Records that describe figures

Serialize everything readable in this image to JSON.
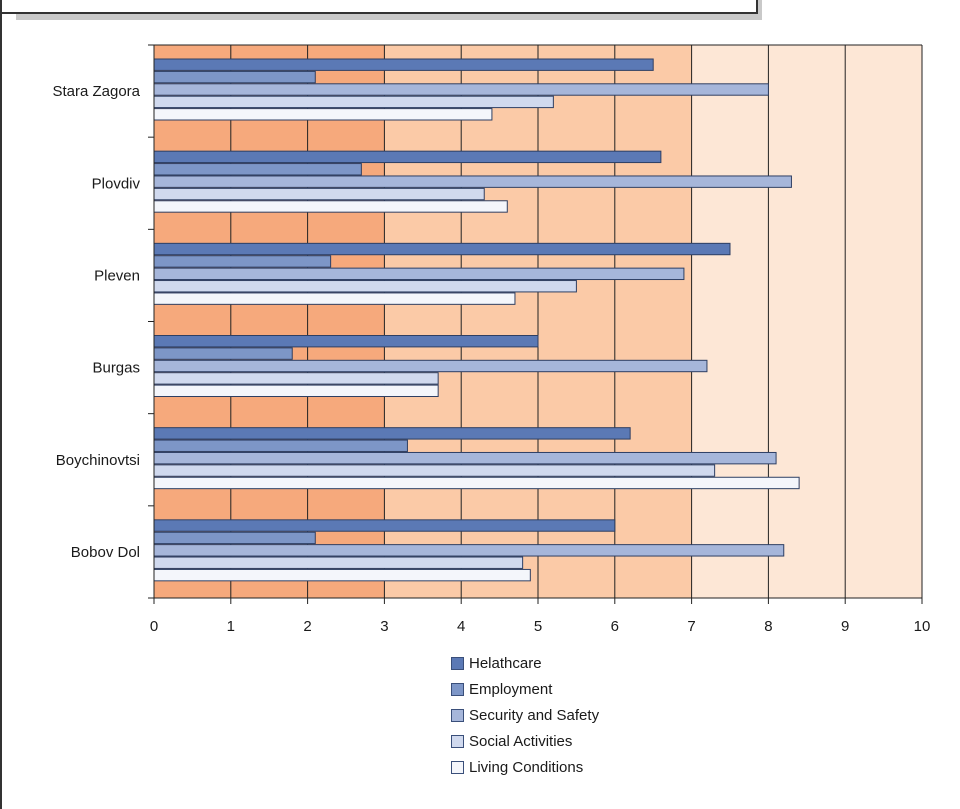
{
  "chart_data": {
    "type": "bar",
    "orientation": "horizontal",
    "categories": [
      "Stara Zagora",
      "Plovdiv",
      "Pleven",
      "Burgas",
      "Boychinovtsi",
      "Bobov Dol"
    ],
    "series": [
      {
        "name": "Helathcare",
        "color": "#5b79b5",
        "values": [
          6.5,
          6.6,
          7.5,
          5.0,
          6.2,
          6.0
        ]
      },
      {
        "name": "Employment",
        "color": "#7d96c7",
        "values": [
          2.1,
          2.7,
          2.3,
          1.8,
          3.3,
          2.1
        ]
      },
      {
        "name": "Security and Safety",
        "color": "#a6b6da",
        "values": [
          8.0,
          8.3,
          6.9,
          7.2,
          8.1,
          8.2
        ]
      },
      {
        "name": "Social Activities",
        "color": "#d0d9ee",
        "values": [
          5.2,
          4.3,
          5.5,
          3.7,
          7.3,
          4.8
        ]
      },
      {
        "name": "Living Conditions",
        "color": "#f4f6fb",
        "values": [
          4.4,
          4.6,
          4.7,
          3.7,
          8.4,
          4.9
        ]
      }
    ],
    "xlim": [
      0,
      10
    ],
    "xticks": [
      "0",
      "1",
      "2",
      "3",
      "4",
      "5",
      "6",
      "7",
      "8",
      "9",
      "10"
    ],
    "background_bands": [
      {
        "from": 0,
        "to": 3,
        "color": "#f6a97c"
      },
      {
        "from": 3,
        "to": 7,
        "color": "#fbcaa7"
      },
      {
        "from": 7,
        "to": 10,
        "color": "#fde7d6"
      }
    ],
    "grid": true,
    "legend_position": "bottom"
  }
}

● **TASK DIRECTIONS**
Read the data above. Pull out each line in which the string "color" appears.

● **EXERCISE ANSWER**
        "color": "#5b79b5",
        "color": "#7d96c7",
        "color": "#a6b6da",
        "color": "#d0d9ee",
        "color": "#f4f6fb",
        "color": "#f6a97c"
        "color": "#fbcaa7"
        "color": "#fde7d6"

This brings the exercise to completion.